Himmel was a great writer who knew how to keep a story moving, and The Chinese Keyhole is a sexy and exciting thin paperback. Readers should know that this 1951 work of disposable fiction has some retrograde things to say about Asians and gays. It didn’t bother me, but consider yourself warned that 1951 was, in fact, nearly 70 years ago. 

Richard Himmel deserves to be remembered, and I wouldn’t be surprised to learn that The Chinese Keyhole was the high-mark of his writing career. It’s a romantic and exciting bit of domestic spy fiction, and I’m thrilled that Cutting Edge Books has made the series available to a new generation. I’m also excited to read what Johnny Maguire is going to do next. 

Buy a copy of this book HERE

Thursday, February 20, 2020

Johnny Maguire #01 - I’ll Find You

Between 1950 and 1958, prominent interior designer Richard Himmel (1920-2000) wrote five novels starring a hard-nosed Chicago lawyer named Johnny Maguire with the first being I’ll Find You (U.K. title: It’s Murder, Maguire). Both the cover art and synopsis sell the novel as a melodramatic romance, but the reality is that Himmel wrote something likely to please readers of well-written hardboiled crime who are also comfortable with some romance and human drama in their stories. You can obtain this book as well as the entire Johnny Maguire series through Cutting Edge Books.

I’ll Find You begins with Johnny being rousted out of bed by the cops. A female client named Cynthia that he’d attempted to romance was dead, and Johnny was the last person to see her alive. As narrator, Johnny recounts the trajectory of their brief relationship (“She needed some rough stuff, she needed a guy like me to let her have it, to give it to her good.”) that became an obsession to the horndog lawyer. Here’s the thing: Cynthia had Johnny, as her attorney, bring her $200,000 cash the night of her death, and she supposedly committed suicide by walking into Lake Michigan in the pitch darkness with all that cash. Neither her body nor the money were ever recovered making it the most Fawcett Gold Medal demise in the history of death.

Items drawn from a data source
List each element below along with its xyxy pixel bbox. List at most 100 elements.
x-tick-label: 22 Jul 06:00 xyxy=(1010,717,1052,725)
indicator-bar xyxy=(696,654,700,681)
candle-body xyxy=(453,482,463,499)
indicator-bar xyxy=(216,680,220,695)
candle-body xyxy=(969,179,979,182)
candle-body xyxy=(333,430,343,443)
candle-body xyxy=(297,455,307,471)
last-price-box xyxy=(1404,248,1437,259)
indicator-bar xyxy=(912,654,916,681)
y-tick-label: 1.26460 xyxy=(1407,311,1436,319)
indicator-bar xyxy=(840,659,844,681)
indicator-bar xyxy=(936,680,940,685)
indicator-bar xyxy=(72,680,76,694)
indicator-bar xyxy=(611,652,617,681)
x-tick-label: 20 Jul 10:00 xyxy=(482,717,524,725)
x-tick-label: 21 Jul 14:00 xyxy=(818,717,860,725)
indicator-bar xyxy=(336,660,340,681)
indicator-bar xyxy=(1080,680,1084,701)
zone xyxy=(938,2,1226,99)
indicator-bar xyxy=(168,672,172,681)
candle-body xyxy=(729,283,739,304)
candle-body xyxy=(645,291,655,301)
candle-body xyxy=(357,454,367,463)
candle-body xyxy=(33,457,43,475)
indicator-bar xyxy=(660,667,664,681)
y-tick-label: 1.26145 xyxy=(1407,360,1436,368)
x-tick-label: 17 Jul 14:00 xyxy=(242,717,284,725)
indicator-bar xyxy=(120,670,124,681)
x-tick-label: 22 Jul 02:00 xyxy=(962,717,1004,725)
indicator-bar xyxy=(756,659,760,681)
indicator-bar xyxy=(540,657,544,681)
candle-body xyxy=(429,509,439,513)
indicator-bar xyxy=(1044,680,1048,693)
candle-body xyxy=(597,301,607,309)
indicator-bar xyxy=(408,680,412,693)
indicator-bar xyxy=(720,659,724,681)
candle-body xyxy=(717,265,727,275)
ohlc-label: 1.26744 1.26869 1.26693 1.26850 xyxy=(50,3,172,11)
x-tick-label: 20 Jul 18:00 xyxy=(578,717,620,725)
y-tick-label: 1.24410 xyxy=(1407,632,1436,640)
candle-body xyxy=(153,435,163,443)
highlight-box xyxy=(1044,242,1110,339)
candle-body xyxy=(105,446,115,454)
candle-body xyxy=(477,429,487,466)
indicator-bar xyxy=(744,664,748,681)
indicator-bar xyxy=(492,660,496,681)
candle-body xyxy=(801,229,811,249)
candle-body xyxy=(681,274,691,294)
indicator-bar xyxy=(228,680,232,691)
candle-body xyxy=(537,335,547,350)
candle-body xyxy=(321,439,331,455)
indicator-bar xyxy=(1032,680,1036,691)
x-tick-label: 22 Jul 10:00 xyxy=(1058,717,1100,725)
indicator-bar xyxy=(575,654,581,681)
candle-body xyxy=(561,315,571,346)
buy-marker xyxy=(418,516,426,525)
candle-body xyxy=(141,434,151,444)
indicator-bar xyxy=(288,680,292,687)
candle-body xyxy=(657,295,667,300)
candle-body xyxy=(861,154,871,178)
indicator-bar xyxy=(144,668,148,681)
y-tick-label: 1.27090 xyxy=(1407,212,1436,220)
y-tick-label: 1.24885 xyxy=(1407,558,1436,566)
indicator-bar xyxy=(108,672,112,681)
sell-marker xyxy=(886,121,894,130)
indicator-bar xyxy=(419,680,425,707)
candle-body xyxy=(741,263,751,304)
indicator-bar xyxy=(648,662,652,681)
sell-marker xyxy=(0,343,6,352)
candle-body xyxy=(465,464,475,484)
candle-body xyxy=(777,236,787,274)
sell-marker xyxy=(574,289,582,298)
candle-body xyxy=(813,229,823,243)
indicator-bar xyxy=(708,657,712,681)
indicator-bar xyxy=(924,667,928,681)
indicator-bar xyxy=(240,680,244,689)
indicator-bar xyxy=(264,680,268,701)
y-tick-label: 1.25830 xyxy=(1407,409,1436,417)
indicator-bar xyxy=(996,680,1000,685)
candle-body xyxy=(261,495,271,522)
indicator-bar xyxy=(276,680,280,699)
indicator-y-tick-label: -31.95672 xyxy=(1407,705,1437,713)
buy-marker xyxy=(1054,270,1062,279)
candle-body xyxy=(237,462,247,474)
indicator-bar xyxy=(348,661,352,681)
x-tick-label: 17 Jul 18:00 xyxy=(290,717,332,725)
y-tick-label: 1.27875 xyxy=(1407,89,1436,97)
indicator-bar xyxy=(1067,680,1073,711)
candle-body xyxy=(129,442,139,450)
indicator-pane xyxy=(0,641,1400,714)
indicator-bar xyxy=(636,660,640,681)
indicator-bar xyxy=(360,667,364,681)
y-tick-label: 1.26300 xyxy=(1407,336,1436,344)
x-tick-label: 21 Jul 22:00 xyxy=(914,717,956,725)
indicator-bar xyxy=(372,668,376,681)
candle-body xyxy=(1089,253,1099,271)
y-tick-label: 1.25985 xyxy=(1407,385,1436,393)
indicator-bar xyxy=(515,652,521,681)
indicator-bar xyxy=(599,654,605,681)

What this exercise asks:
1/ Condense the paragraph of the book review that begins "Between 1950 and 1958" into a short bulleted list that keeps its main facts.
2/ Carry on the book review from its last sentence.
The listing comes from a separate source unrelated to the book review.

Per-task outputs:
1/
- Richard Himmel (1920-2000), a prominent interior designer, wrote five novels about Johnny Maguire between 1950 and 1958.
- Johnny Maguire is a hard-nosed Chicago lawyer.
- The first novel is I'll Find You, titled It's Murder, Maguire in the U.K.
- The cover art and synopsis sell it as a melodramatic romance.
- It is actually likely to please readers of well-written hardboiled crime who are comfortable with some romance and human drama.
- The book and the entire Johnny Maguire series are available through Cutting Edge Books.

2/
Johnny is a very funny narrator and a self-deprecating lawyer. He explains to the reader that he was a night school guy, and he shares an office on Chicago’s State Street full of low-end punk attorneys, poseurs who use fancy stationary to create the illusion of successful practices. He’s a ladies man, dead broke, and completely honest - with one exception. You see, Johnny does some legal work for a local mob boss in Chicago. Nothing serious, but Johnny knows that his client is seriously bent. His relationship with the racketeer makes for an interesting subplot that gets intertwined with the missing girl story.

Naturally, Johnny begins to suspect that maybe Cynthia’s “suicide” was staged, and he can’t get her out of his mind. The plot is really about Johnny conducting an investigation into Cynthia’s disappearance - and possible suicide - based solely on his romantic obsession with her. The mystery brings Johnny down to Florida in search of the truth. To be fair, there’s a lot of romantic content in the Florida part of the book, and if that’s problematic for you, skip this one. If you’re willing to buy the idea that a guy will turn the world upside-down for a woman he hardly knows based on a hunch she’s alive and in trouble, you’re bound to enjoy this short, well-written paperback.

Richard Himmel was an outstanding writer, and I’ll Find You is a quality book. It must have been a successful title for the publisher as the paperback went through five print runs between 1950 and 1955. That’s good news for you decades later because there should be ample old copies for you to find and read today. And you should. This is one of the better genre novels - call it romantic suspense- from the dawn of paperback originals. If it helps, disregard the overwrought romantic cover art and focus on the revolver sticking out of Johnny’s pocket. Recommended.